Dataset records
----------------

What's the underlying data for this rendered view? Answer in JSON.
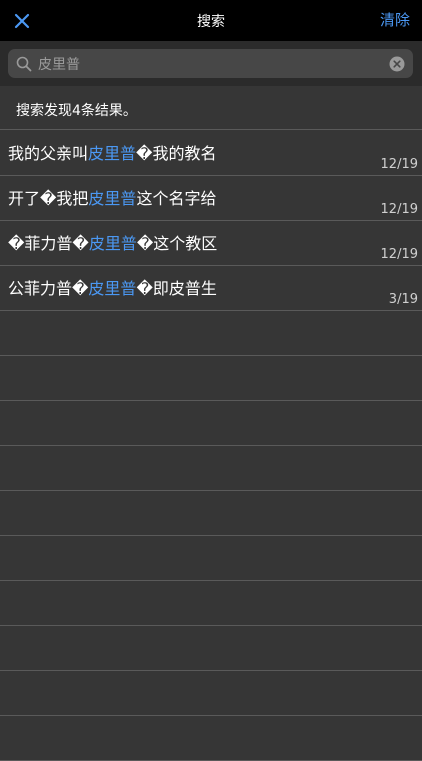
{
  "nav": {
    "close_icon": "close-icon",
    "title": "搜索",
    "clear_label": "清除",
    "accent_color": "#4b98f3"
  },
  "search": {
    "value": "皮里普",
    "placeholder": "",
    "search_icon": "search-icon",
    "clear_icon": "clear-circle-icon"
  },
  "summary": "搜索发现4条结果。",
  "results": [
    {
      "before": "我的父亲叫",
      "highlight": "皮里普",
      "after": "�我的教名",
      "meta": "12/19"
    },
    {
      "before": "开了�我把",
      "highlight": "皮里普",
      "after": "这个名字给",
      "meta": "12/19"
    },
    {
      "before": "�菲力普�",
      "highlight": "皮里普",
      "after": "�这个教区",
      "meta": "12/19"
    },
    {
      "before": "公菲力普�",
      "highlight": "皮里普",
      "after": "�即皮普生",
      "meta": "3/19"
    }
  ]
}
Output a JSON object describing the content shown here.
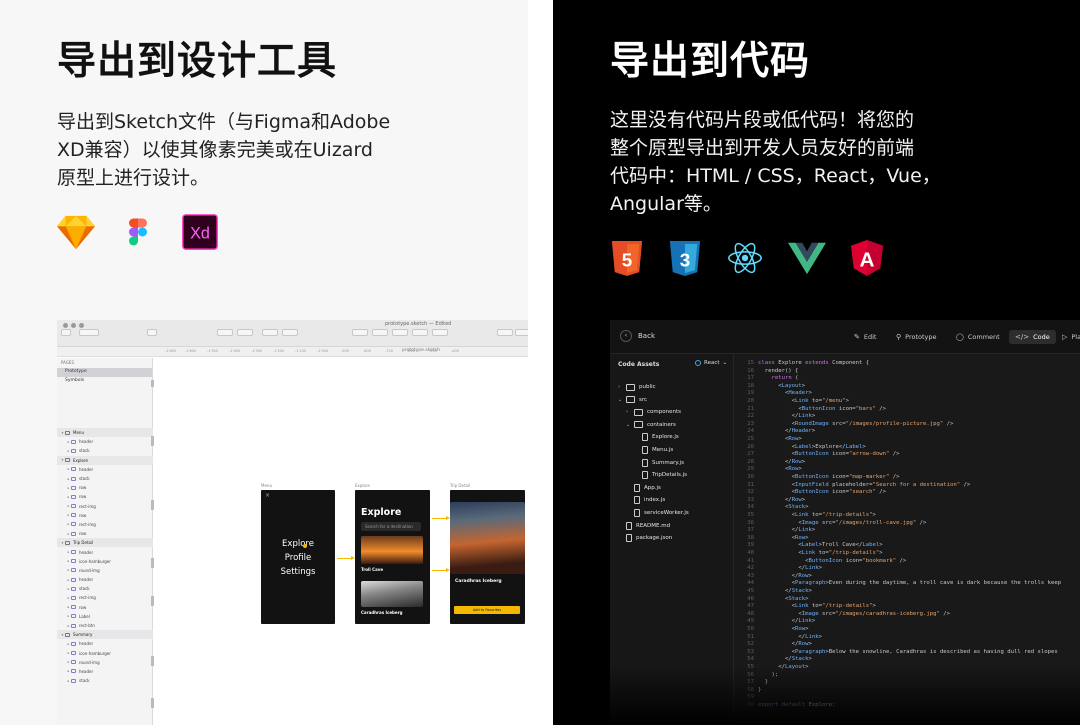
{
  "left": {
    "title": "导出到设计工具",
    "desc": [
      "导出到Sketch文件（与Figma和Adobe",
      "XD兼容）以使其像素完美或在Uizard",
      "原型上进行设计。"
    ],
    "icons": [
      "sketch-icon",
      "figma-icon",
      "adobe-xd-icon"
    ],
    "xd_text": "Xd",
    "sketch_window": {
      "doc_title": "prototype.sketch — Edited",
      "file_name": "prototype.sketch",
      "ruler": [
        "-1'600",
        "-1'600",
        "-1'500",
        "-1'400",
        "-1'300",
        "-1'200",
        "-1'100",
        "-1'000",
        "-900",
        "-800",
        "-700",
        "-600",
        "-500",
        "-400"
      ],
      "pages_label": "PAGES",
      "pages": [
        "Prototype",
        "Symbols"
      ],
      "layers": [
        {
          "t": "Menu",
          "g": true
        },
        {
          "t": "header"
        },
        {
          "t": "stack"
        },
        {
          "t": "Explore",
          "g": true
        },
        {
          "t": "header"
        },
        {
          "t": "stack"
        },
        {
          "t": "row"
        },
        {
          "t": "row"
        },
        {
          "t": "rect-img"
        },
        {
          "t": "row"
        },
        {
          "t": "rect-img"
        },
        {
          "t": "row"
        },
        {
          "t": "Trip Detail",
          "g": true
        },
        {
          "t": "header"
        },
        {
          "t": "icon-hamburger"
        },
        {
          "t": "round-img"
        },
        {
          "t": "header"
        },
        {
          "t": "stack"
        },
        {
          "t": "rect-img"
        },
        {
          "t": "row"
        },
        {
          "t": "Label"
        },
        {
          "t": "rect-btn"
        },
        {
          "t": "Summary",
          "g": true
        },
        {
          "t": "header"
        },
        {
          "t": "icon-hamburger"
        },
        {
          "t": "round-img"
        },
        {
          "t": "header"
        },
        {
          "t": "stack"
        }
      ],
      "artboards": {
        "menu": {
          "label": "Menu",
          "items": [
            "Explore",
            "Profile",
            "Settings"
          ]
        },
        "explore": {
          "label": "Explore",
          "heading": "Explore",
          "search": "Search for a destination",
          "card1": "Troll Cave",
          "card2": "Caradhras Iceberg"
        },
        "trip": {
          "label": "Trip Detail",
          "title": "Caradhras Iceberg",
          "button": "Add to Favorites"
        }
      }
    }
  },
  "right": {
    "title": "导出到代码",
    "desc": [
      "这里没有代码片段或低代码！将您的",
      "整个原型导出到开发人员友好的前端",
      "代码中：HTML / CSS，React，Vue，",
      "Angular等。"
    ],
    "icons": [
      "html5-icon",
      "css3-icon",
      "react-icon",
      "vue-icon",
      "angular-icon"
    ],
    "html5_text": "5",
    "css3_text": "3",
    "angular_text": "A",
    "editor": {
      "back": "Back",
      "tabs": [
        {
          "label": "Edit",
          "icon": "✎"
        },
        {
          "label": "Prototype",
          "icon": "⚲"
        },
        {
          "label": "Comment",
          "icon": "◯"
        },
        {
          "label": "Code",
          "icon": "</>"
        },
        {
          "label": "Pla",
          "icon": "▷"
        }
      ],
      "assets_label": "Code Assets",
      "framework": "React",
      "tree": [
        {
          "name": "public",
          "type": "folder",
          "open": false,
          "depth": 0
        },
        {
          "name": "src",
          "type": "folder",
          "open": true,
          "depth": 0
        },
        {
          "name": "components",
          "type": "folder",
          "open": false,
          "depth": 1
        },
        {
          "name": "containers",
          "type": "folder",
          "open": true,
          "depth": 1
        },
        {
          "name": "Explore.js",
          "type": "file",
          "depth": 2
        },
        {
          "name": "Menu.js",
          "type": "file",
          "depth": 2
        },
        {
          "name": "Summary.js",
          "type": "file",
          "depth": 2
        },
        {
          "name": "TripDetails.js",
          "type": "file",
          "depth": 2
        },
        {
          "name": "App.js",
          "type": "file",
          "depth": 1
        },
        {
          "name": "index.js",
          "type": "file",
          "depth": 1
        },
        {
          "name": "serviceWorker.js",
          "type": "file",
          "depth": 1
        },
        {
          "name": "README.md",
          "type": "file",
          "depth": 0
        },
        {
          "name": "package.json",
          "type": "file",
          "depth": 0
        }
      ],
      "line_start": 15,
      "code": [
        "class Explore extends Component {",
        "  render() {",
        "    return (",
        "      <Layout>",
        "        <Header>",
        "          <Link to=\"/menu\">",
        "            <ButtonIcon icon=\"bars\" />",
        "          </Link>",
        "          <RoundImage src=\"/images/profile-picture.jpg\" />",
        "        </Header>",
        "        <Row>",
        "          <Label>Explore</Label>",
        "          <ButtonIcon icon=\"arrow-down\" />",
        "        </Row>",
        "        <Row>",
        "          <ButtonIcon icon=\"map-marker\" />",
        "          <InputField placeholder=\"Search for a destination\" />",
        "          <ButtonIcon icon=\"search\" />",
        "        </Row>",
        "        <Stack>",
        "          <Link to=\"/trip-details\">",
        "            <Image src=\"/images/troll-cave.jpg\" />",
        "          </Link>",
        "          <Row>",
        "            <Label>Troll Cave</Label>",
        "            <Link to=\"/trip-details\">",
        "              <ButtonIcon icon=\"bookmark\" />",
        "            </Link>",
        "          </Row>",
        "          <Paragraph>Even during the daytime, a troll cave is dark because the trolls keep",
        "        </Stack>",
        "        <Stack>",
        "          <Link to=\"/trip-details\">",
        "            <Image src=\"/images/caradhras-iceberg.jpg\" />",
        "          </Link>",
        "          <Row>",
        "            </Link>",
        "          </Row>",
        "          <Paragraph>Below the snowline, Caradhras is described as having dull red slopes",
        "        </Stack>",
        "      </Layout>",
        "    );",
        "  }",
        "}",
        "",
        "export default Explore;"
      ]
    }
  }
}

----------------

What is expected »
Images in the data above are to be skipped. Retype all other material exactly.

Exercise output »
What's the underlying data for this rendered view? Answer in JSON.
{
  "nav": {
    "close_icon": "close-icon",
    "title": "搜索",
    "clear_label": "清除",
    "accent_color": "#4b98f3"
  },
  "search": {
    "value": "皮里普",
    "placeholder": "",
    "search_icon": "search-icon",
    "clear_icon": "clear-circle-icon"
  },
  "summary": "搜索发现4条结果。",
  "results": [
    {
      "before": "我的父亲叫",
      "highlight": "皮里普",
      "after": "�我的教名",
      "meta": "12/19"
    },
    {
      "before": "开了�我把",
      "highlight": "皮里普",
      "after": "这个名字给",
      "meta": "12/19"
    },
    {
      "before": "�菲力普�",
      "highlight": "皮里普",
      "after": "�这个教区",
      "meta": "12/19"
    },
    {
      "before": "公菲力普�",
      "highlight": "皮里普",
      "after": "�即皮普生",
      "meta": "3/19"
    }
  ]
}
Output a JSON object describing the content shown here.
{
  "left": {
    "title": "导出到设计工具",
    "desc": [
      "导出到Sketch文件（与Figma和Adobe",
      "XD兼容）以使其像素完美或在Uizard",
      "原型上进行设计。"
    ],
    "icons": [
      "sketch-icon",
      "figma-icon",
      "adobe-xd-icon"
    ],
    "xd_text": "Xd",
    "sketch_window": {
      "doc_title": "prototype.sketch — Edited",
      "file_name": "prototype.sketch",
      "ruler": [
        "-1'600",
        "-1'600",
        "-1'500",
        "-1'400",
        "-1'300",
        "-1'200",
        "-1'100",
        "-1'000",
        "-900",
        "-800",
        "-700",
        "-600",
        "-500",
        "-400"
      ],
      "pages_label": "PAGES",
      "pages": [
        "Prototype",
        "Symbols"
      ],
      "layers": [
        {
          "t": "Menu",
          "g": true
        },
        {
          "t": "header"
        },
        {
          "t": "stack"
        },
        {
          "t": "Explore",
          "g": true
        },
        {
          "t": "header"
        },
        {
          "t": "stack"
        },
        {
          "t": "row"
        },
        {
          "t": "row"
        },
        {
          "t": "rect-img"
        },
        {
          "t": "row"
        },
        {
          "t": "rect-img"
        },
        {
          "t": "row"
        },
        {
          "t": "Trip Detail",
          "g": true
        },
        {
          "t": "header"
        },
        {
          "t": "icon-hamburger"
        },
        {
          "t": "round-img"
        },
        {
          "t": "header"
        },
        {
          "t": "stack"
        },
        {
          "t": "rect-img"
        },
        {
          "t": "row"
        },
        {
          "t": "Label"
        },
        {
          "t": "rect-btn"
        },
        {
          "t": "Summary",
          "g": true
        },
        {
          "t": "header"
        },
        {
          "t": "icon-hamburger"
        },
        {
          "t": "round-img"
        },
        {
          "t": "header"
        },
        {
          "t": "stack"
        }
      ],
      "artboards": {
        "menu": {
          "label": "Menu",
          "items": [
            "Explore",
            "Profile",
            "Settings"
          ]
        },
        "explore": {
          "label": "Explore",
          "heading": "Explore",
          "search": "Search for a destination",
          "card1": "Troll Cave",
          "card2": "Caradhras Iceberg"
        },
        "trip": {
          "label": "Trip Detail",
          "title": "Caradhras Iceberg",
          "button": "Add to Favorites"
        }
      }
    }
  },
  "right": {
    "title": "导出到代码",
    "desc": [
      "这里没有代码片段或低代码！将您的",
      "整个原型导出到开发人员友好的前端",
      "代码中：HTML / CSS，React，Vue，",
      "Angular等。"
    ],
    "icons": [
      "html5-icon",
      "css3-icon",
      "react-icon",
      "vue-icon",
      "angular-icon"
    ],
    "html5_text": "5",
    "css3_text": "3",
    "angular_text": "A",
    "editor": {
      "back": "Back",
      "tabs": [
        {
          "label": "Edit",
          "icon": "✎"
        },
        {
          "label": "Prototype",
          "icon": "⚲"
        },
        {
          "label": "Comment",
          "icon": "◯"
        },
        {
          "label": "Code",
          "icon": "</>"
        },
        {
          "label": "Pla",
          "icon": "▷"
        }
      ],
      "assets_label": "Code Assets",
      "framework": "React",
      "tree": [
        {
          "name": "public",
          "type": "folder",
          "open": false,
          "depth": 0
        },
        {
          "name": "src",
          "type": "folder",
          "open": true,
          "depth": 0
        },
        {
          "name": "components",
          "type": "folder",
          "open": false,
          "depth": 1
        },
        {
          "name": "containers",
          "type": "folder",
          "open": true,
          "depth": 1
        },
        {
          "name": "Explore.js",
          "type": "file",
          "depth": 2
        },
        {
          "name": "Menu.js",
          "type": "file",
          "depth": 2
        },
        {
          "name": "Summary.js",
          "type": "file",
          "depth": 2
        },
        {
          "name": "TripDetails.js",
          "type": "file",
          "depth": 2
        },
        {
          "name": "App.js",
          "type": "file",
          "depth": 1
        },
        {
          "name": "index.js",
          "type": "file",
          "depth": 1
        },
        {
          "name": "serviceWorker.js",
          "type": "file",
          "depth": 1
        },
        {
          "name": "README.md",
          "type": "file",
          "depth": 0
        },
        {
          "name": "package.json",
          "type": "file",
          "depth": 0
        }
      ],
      "line_start": 15,
      "code": [
        "class Explore extends Component {",
        "  render() {",
        "    return (",
        "      <Layout>",
        "        <Header>",
        "          <Link to=\"/menu\">",
        "            <ButtonIcon icon=\"bars\" />",
        "          </Link>",
        "          <RoundImage src=\"/images/profile-picture.jpg\" />",
        "        </Header>",
        "        <Row>",
        "          <Label>Explore</Label>",
        "          <ButtonIcon icon=\"arrow-down\" />",
        "        </Row>",
        "        <Row>",
        "          <ButtonIcon icon=\"map-marker\" />",
        "          <InputField placeholder=\"Search for a destination\" />",
        "          <ButtonIcon icon=\"search\" />",
        "        </Row>",
        "        <Stack>",
        "          <Link to=\"/trip-details\">",
        "            <Image src=\"/images/troll-cave.jpg\" />",
        "          </Link>",
        "          <Row>",
        "            <Label>Troll Cave</Label>",
        "            <Link to=\"/trip-details\">",
        "              <ButtonIcon icon=\"bookmark\" />",
        "            </Link>",
        "          </Row>",
        "          <Paragraph>Even during the daytime, a troll cave is dark because the trolls keep",
        "        </Stack>",
        "        <Stack>",
        "          <Link to=\"/trip-details\">",
        "            <Image src=\"/images/caradhras-iceberg.jpg\" />",
        "          </Link>",
        "          <Row>",
        "            </Link>",
        "          </Row>",
        "          <Paragraph>Below the snowline, Caradhras is described as having dull red slopes",
        "        </Stack>",
        "      </Layout>",
        "    );",
        "  }",
        "}",
        "",
        "export default Explore;"
      ]
    }
  }
}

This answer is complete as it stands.